> TASK REQUIREMENTS
Identify each line of the records below that contains the string "panel", matching case exactly, and copy those lines.

> EXTRACTED RECORDS
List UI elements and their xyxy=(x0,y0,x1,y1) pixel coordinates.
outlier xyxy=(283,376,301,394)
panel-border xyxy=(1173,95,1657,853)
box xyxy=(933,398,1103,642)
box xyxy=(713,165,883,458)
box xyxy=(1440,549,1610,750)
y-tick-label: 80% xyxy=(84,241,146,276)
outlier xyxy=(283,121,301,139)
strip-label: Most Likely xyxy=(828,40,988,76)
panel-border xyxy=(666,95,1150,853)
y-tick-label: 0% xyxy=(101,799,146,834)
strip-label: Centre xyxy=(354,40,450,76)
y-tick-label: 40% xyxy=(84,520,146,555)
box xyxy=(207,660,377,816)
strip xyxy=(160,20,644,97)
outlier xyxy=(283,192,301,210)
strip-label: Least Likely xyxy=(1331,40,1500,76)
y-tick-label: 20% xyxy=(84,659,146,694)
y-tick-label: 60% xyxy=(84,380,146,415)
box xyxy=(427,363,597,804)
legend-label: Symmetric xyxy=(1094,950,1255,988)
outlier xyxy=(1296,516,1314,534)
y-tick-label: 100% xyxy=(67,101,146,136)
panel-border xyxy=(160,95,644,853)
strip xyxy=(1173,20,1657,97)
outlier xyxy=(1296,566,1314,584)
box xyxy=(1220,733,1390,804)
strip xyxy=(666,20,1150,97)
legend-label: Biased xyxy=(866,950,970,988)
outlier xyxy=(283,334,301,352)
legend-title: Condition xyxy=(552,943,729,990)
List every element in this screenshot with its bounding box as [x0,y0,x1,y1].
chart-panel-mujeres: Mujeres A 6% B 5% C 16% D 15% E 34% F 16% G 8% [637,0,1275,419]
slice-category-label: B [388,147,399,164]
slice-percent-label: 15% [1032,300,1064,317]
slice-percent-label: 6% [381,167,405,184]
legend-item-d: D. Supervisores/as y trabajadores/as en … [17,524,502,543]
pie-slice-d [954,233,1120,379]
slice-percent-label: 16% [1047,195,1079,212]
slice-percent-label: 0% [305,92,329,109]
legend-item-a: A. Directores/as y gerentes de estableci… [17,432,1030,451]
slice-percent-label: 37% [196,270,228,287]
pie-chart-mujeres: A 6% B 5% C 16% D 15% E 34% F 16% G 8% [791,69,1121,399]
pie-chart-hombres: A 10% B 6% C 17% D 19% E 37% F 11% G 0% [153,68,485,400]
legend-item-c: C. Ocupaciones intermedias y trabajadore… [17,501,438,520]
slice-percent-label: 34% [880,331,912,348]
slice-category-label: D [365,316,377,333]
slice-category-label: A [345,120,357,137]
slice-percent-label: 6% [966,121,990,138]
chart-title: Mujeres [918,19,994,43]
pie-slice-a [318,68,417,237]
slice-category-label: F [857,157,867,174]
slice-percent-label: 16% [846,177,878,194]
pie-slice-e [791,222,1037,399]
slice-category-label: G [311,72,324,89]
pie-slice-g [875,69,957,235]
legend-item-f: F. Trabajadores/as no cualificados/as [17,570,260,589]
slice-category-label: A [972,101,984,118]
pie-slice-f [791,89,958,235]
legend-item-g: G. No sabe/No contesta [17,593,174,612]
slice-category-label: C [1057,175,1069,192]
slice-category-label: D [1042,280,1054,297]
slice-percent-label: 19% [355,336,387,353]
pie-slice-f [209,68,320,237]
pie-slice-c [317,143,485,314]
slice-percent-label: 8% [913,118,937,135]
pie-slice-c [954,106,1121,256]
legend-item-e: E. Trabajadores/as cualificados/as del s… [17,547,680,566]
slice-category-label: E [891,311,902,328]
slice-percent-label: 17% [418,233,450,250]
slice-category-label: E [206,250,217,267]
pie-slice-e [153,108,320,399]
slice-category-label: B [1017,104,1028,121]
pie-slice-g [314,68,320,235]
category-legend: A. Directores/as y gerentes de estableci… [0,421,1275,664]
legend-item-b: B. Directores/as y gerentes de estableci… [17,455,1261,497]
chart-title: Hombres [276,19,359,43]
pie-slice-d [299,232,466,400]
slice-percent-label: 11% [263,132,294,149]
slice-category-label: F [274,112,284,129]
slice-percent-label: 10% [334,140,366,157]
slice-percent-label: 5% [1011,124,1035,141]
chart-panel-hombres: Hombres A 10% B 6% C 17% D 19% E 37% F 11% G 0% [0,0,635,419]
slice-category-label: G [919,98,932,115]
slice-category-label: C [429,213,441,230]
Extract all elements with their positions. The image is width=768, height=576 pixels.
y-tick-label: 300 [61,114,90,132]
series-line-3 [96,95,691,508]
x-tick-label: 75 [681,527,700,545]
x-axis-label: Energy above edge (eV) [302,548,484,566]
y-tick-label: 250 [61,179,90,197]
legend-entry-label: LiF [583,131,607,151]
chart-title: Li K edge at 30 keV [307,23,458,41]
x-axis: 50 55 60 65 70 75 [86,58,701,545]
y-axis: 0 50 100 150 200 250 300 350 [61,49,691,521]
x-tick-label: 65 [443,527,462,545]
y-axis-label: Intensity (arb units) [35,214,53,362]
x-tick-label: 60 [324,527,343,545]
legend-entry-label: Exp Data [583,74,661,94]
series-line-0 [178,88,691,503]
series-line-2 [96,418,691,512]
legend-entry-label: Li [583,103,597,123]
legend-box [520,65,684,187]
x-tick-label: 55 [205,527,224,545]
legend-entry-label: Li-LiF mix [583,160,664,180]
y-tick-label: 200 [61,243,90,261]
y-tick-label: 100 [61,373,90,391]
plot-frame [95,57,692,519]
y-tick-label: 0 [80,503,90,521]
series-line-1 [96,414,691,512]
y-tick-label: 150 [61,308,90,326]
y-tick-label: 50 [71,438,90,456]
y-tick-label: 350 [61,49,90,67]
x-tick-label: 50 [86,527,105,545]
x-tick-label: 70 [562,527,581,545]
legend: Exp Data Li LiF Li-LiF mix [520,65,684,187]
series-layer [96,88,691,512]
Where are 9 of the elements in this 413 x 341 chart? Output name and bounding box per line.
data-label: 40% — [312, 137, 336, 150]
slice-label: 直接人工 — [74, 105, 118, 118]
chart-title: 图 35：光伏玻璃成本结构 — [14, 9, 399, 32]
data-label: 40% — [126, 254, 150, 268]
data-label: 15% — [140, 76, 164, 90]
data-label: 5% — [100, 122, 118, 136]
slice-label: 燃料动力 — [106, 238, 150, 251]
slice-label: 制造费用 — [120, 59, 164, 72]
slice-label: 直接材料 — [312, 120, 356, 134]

> RESULT OF THE EXERCISE
panel-border xyxy=(1173,95,1657,853)
panel-border xyxy=(666,95,1150,853)
panel-border xyxy=(160,95,644,853)
chart-panel-mujeres: Mujeres A 6% B 5% C 16% D 15% E 34% F 16% G 8% [637,0,1275,419]
chart-panel-hombres: Hombres A 10% B 6% C 17% D 19% E 37% F 11% G 0% [0,0,635,419]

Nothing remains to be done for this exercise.